WRITTEN EXERCISE
Transcribe the full listing exactly, and drop every picture.
━━━━
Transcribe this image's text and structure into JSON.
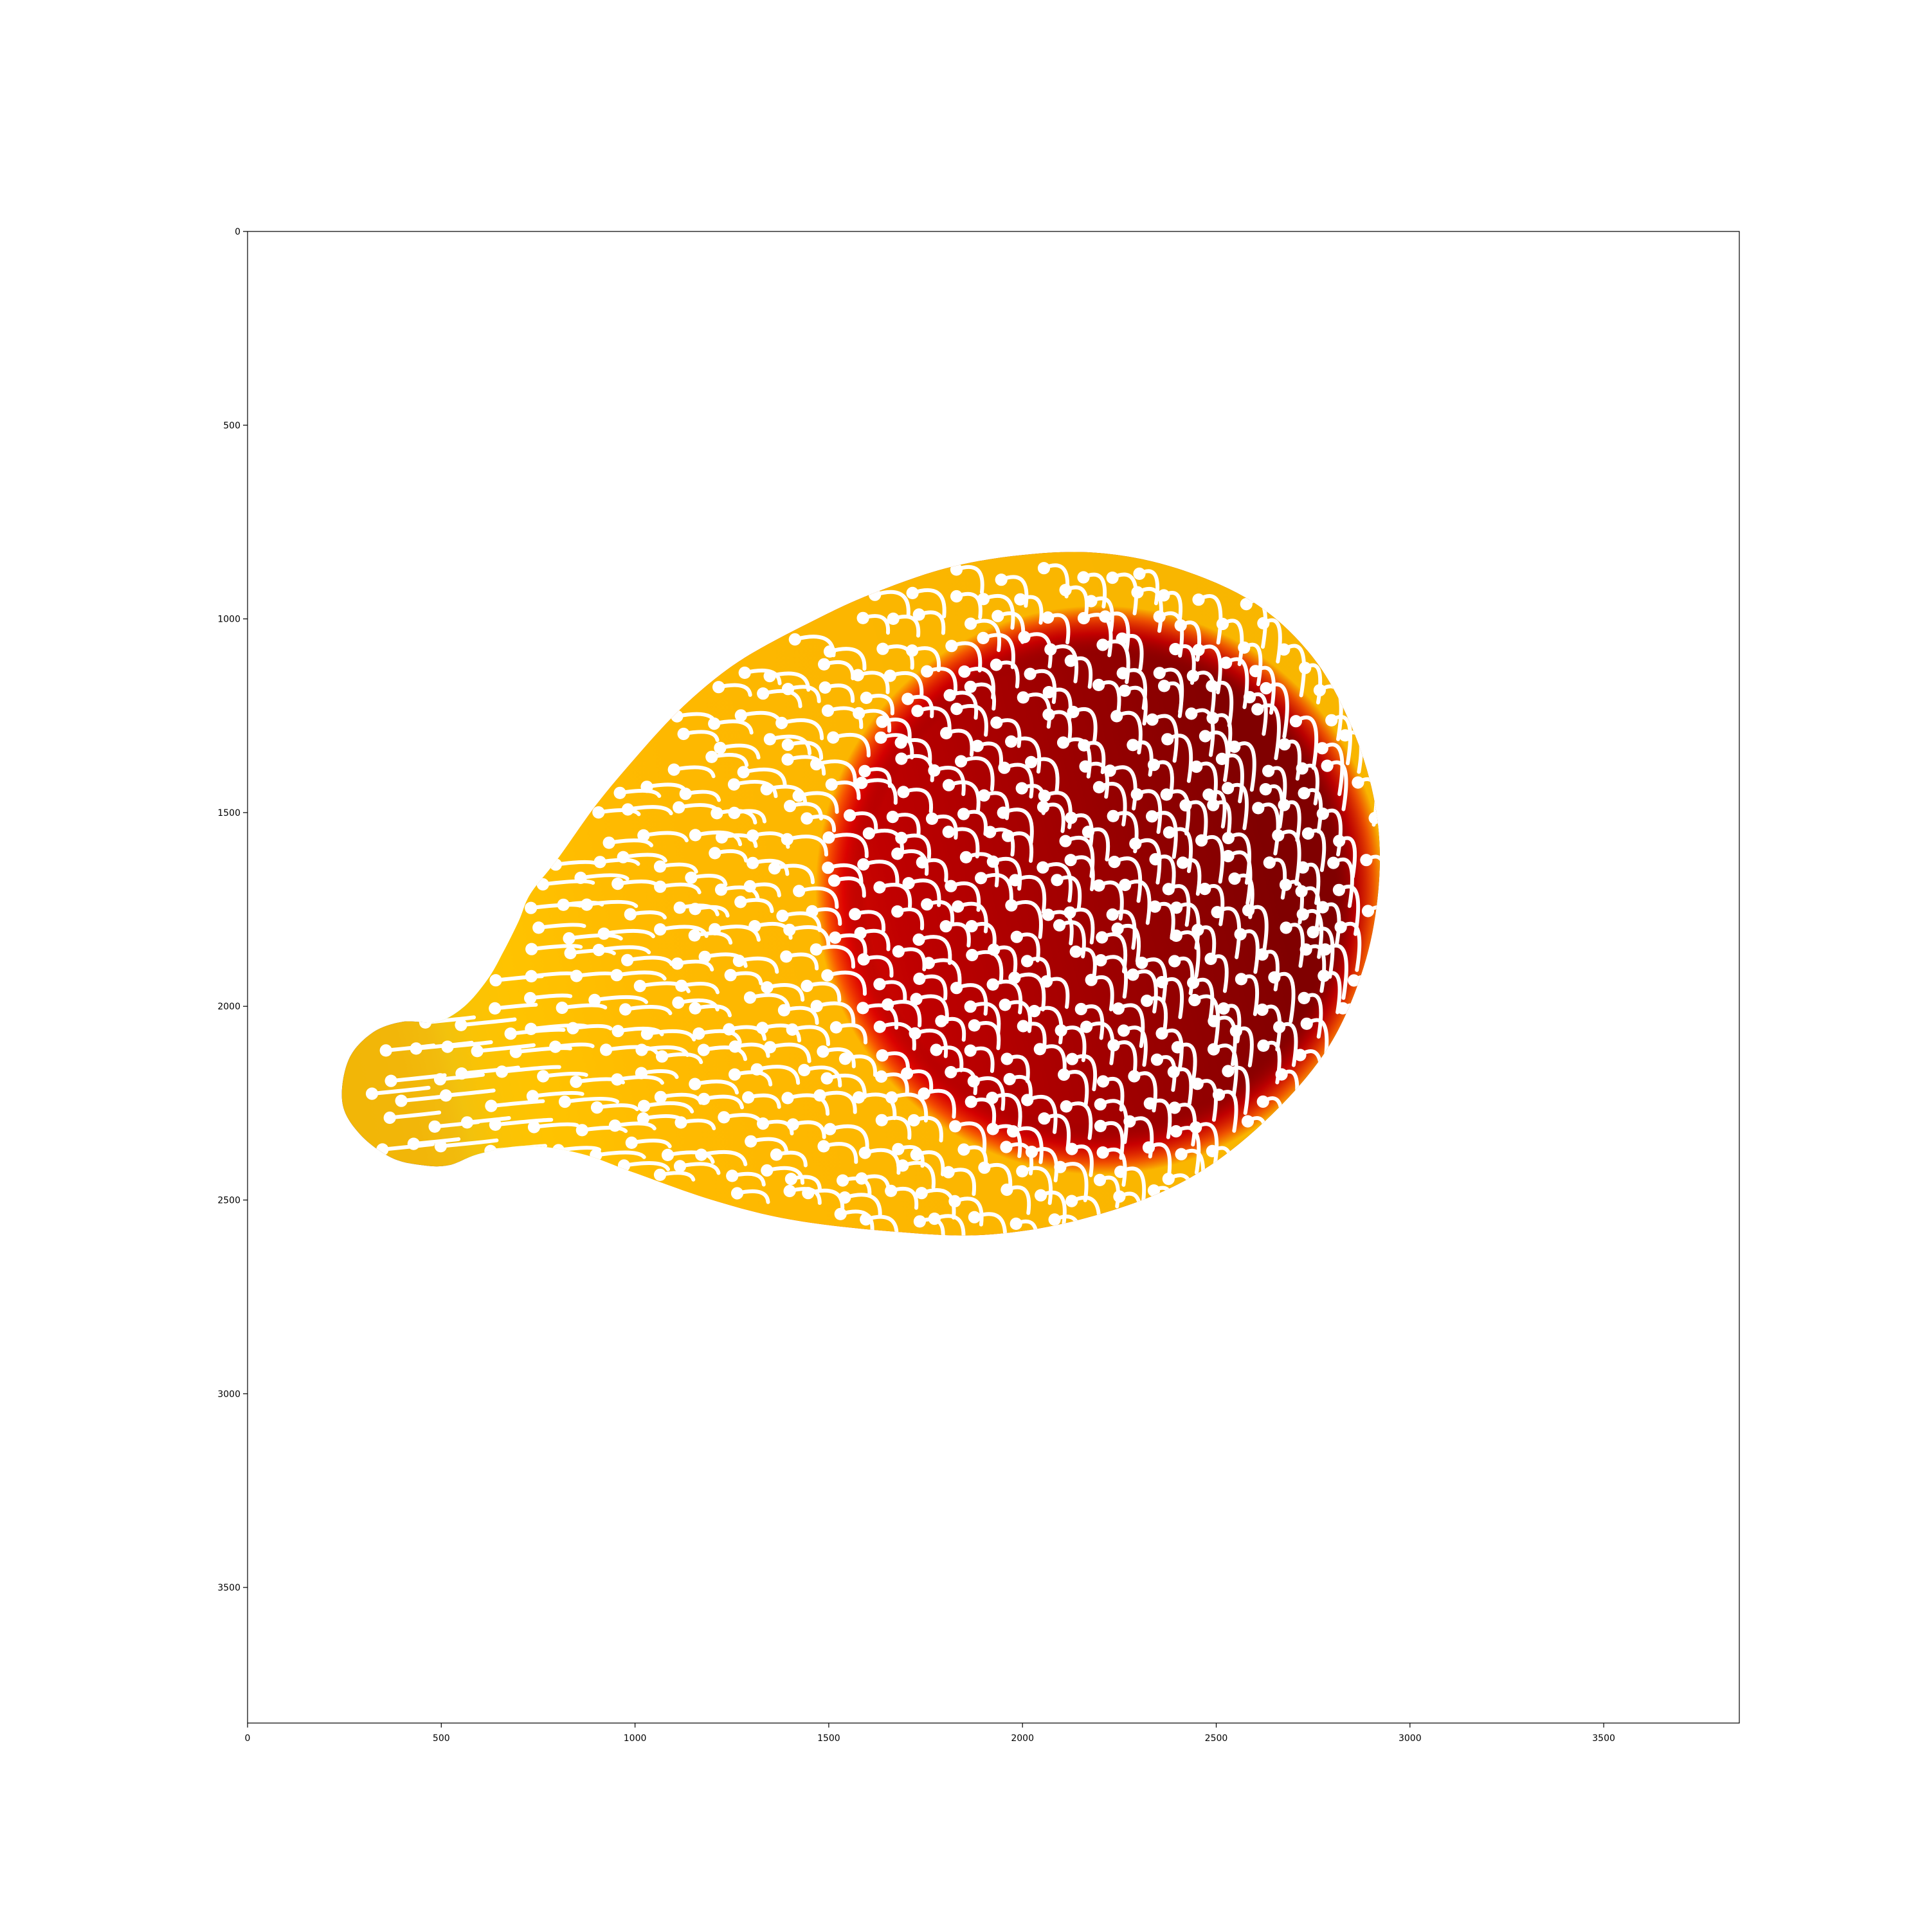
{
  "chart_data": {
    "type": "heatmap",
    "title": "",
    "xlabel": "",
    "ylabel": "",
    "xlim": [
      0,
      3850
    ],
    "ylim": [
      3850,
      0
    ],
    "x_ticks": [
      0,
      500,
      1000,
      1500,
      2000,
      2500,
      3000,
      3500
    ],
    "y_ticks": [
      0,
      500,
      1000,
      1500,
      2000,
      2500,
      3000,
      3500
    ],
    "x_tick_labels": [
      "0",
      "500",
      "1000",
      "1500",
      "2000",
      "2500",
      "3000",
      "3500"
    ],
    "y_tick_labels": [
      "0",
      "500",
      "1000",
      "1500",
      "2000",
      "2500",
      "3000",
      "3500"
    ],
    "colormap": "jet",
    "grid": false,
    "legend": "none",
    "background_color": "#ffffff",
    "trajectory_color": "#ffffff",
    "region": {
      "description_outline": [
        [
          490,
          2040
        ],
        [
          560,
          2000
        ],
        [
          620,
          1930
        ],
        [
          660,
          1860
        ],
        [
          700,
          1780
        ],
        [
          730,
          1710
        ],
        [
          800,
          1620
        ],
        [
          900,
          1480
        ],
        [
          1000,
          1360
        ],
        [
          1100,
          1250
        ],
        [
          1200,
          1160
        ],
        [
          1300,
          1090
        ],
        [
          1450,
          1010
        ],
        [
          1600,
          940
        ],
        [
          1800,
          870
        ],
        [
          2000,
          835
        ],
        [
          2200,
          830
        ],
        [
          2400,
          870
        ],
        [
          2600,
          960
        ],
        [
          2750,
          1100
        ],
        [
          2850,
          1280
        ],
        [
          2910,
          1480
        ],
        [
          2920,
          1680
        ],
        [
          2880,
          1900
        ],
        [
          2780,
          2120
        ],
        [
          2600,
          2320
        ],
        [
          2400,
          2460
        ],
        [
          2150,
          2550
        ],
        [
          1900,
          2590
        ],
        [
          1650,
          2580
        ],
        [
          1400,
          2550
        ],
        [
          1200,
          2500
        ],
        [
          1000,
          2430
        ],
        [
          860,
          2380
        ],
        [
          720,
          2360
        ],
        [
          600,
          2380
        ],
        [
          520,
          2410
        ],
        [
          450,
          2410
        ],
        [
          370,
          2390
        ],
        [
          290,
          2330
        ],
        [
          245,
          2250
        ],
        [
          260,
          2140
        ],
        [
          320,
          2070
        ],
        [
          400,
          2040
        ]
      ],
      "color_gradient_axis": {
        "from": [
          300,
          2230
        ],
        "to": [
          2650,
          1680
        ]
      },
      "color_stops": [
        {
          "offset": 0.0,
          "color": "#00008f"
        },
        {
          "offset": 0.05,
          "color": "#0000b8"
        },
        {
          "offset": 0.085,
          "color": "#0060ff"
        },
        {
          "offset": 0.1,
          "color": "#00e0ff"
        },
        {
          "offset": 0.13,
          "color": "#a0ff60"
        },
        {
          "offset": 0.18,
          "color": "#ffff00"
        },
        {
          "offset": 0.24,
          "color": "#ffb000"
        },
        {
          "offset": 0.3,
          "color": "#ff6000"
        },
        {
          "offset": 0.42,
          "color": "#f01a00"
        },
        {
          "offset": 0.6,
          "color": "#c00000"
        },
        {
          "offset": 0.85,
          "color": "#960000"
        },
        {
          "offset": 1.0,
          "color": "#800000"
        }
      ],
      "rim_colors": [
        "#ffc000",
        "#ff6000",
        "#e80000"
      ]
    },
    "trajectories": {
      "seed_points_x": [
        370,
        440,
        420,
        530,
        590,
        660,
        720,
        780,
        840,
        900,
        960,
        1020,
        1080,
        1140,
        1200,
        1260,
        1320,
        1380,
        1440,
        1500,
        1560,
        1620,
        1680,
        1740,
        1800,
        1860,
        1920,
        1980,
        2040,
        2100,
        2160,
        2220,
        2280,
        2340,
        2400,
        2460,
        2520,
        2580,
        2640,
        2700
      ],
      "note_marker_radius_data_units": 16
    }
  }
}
━━━━
THE COMPLETED TASK
Transcribe this image's text and structure into JSON.
{
  "chart_data": {
    "type": "heatmap",
    "title": "",
    "xlabel": "",
    "ylabel": "",
    "xlim": [
      0,
      3850
    ],
    "ylim": [
      3850,
      0
    ],
    "x_ticks": [
      0,
      500,
      1000,
      1500,
      2000,
      2500,
      3000,
      3500
    ],
    "y_ticks": [
      0,
      500,
      1000,
      1500,
      2000,
      2500,
      3000,
      3500
    ],
    "x_tick_labels": [
      "0",
      "500",
      "1000",
      "1500",
      "2000",
      "2500",
      "3000",
      "3500"
    ],
    "y_tick_labels": [
      "0",
      "500",
      "1000",
      "1500",
      "2000",
      "2500",
      "3000",
      "3500"
    ],
    "colormap": "jet",
    "grid": false,
    "legend": "none",
    "background_color": "#ffffff",
    "trajectory_color": "#ffffff",
    "region": {
      "description_outline": [
        [
          490,
          2040
        ],
        [
          560,
          2000
        ],
        [
          620,
          1930
        ],
        [
          660,
          1860
        ],
        [
          700,
          1780
        ],
        [
          730,
          1710
        ],
        [
          800,
          1620
        ],
        [
          900,
          1480
        ],
        [
          1000,
          1360
        ],
        [
          1100,
          1250
        ],
        [
          1200,
          1160
        ],
        [
          1300,
          1090
        ],
        [
          1450,
          1010
        ],
        [
          1600,
          940
        ],
        [
          1800,
          870
        ],
        [
          2000,
          835
        ],
        [
          2200,
          830
        ],
        [
          2400,
          870
        ],
        [
          2600,
          960
        ],
        [
          2750,
          1100
        ],
        [
          2850,
          1280
        ],
        [
          2910,
          1480
        ],
        [
          2920,
          1680
        ],
        [
          2880,
          1900
        ],
        [
          2780,
          2120
        ],
        [
          2600,
          2320
        ],
        [
          2400,
          2460
        ],
        [
          2150,
          2550
        ],
        [
          1900,
          2590
        ],
        [
          1650,
          2580
        ],
        [
          1400,
          2550
        ],
        [
          1200,
          2500
        ],
        [
          1000,
          2430
        ],
        [
          860,
          2380
        ],
        [
          720,
          2360
        ],
        [
          600,
          2380
        ],
        [
          520,
          2410
        ],
        [
          450,
          2410
        ],
        [
          370,
          2390
        ],
        [
          290,
          2330
        ],
        [
          245,
          2250
        ],
        [
          260,
          2140
        ],
        [
          320,
          2070
        ],
        [
          400,
          2040
        ]
      ],
      "color_gradient_axis": {
        "from": [
          300,
          2230
        ],
        "to": [
          2650,
          1680
        ]
      },
      "color_stops": [
        {
          "offset": 0.0,
          "color": "#00008f"
        },
        {
          "offset": 0.05,
          "color": "#0000b8"
        },
        {
          "offset": 0.085,
          "color": "#0060ff"
        },
        {
          "offset": 0.1,
          "color": "#00e0ff"
        },
        {
          "offset": 0.13,
          "color": "#a0ff60"
        },
        {
          "offset": 0.18,
          "color": "#ffff00"
        },
        {
          "offset": 0.24,
          "color": "#ffb000"
        },
        {
          "offset": 0.3,
          "color": "#ff6000"
        },
        {
          "offset": 0.42,
          "color": "#f01a00"
        },
        {
          "offset": 0.6,
          "color": "#c00000"
        },
        {
          "offset": 0.85,
          "color": "#960000"
        },
        {
          "offset": 1.0,
          "color": "#800000"
        }
      ],
      "rim_colors": [
        "#ffc000",
        "#ff6000",
        "#e80000"
      ]
    },
    "trajectories": {
      "seed_points_x": [
        370,
        440,
        420,
        530,
        590,
        660,
        720,
        780,
        840,
        900,
        960,
        1020,
        1080,
        1140,
        1200,
        1260,
        1320,
        1380,
        1440,
        1500,
        1560,
        1620,
        1680,
        1740,
        1800,
        1860,
        1920,
        1980,
        2040,
        2100,
        2160,
        2220,
        2280,
        2340,
        2400,
        2460,
        2520,
        2580,
        2640,
        2700
      ],
      "note_marker_radius_data_units": 16
    }
  }
}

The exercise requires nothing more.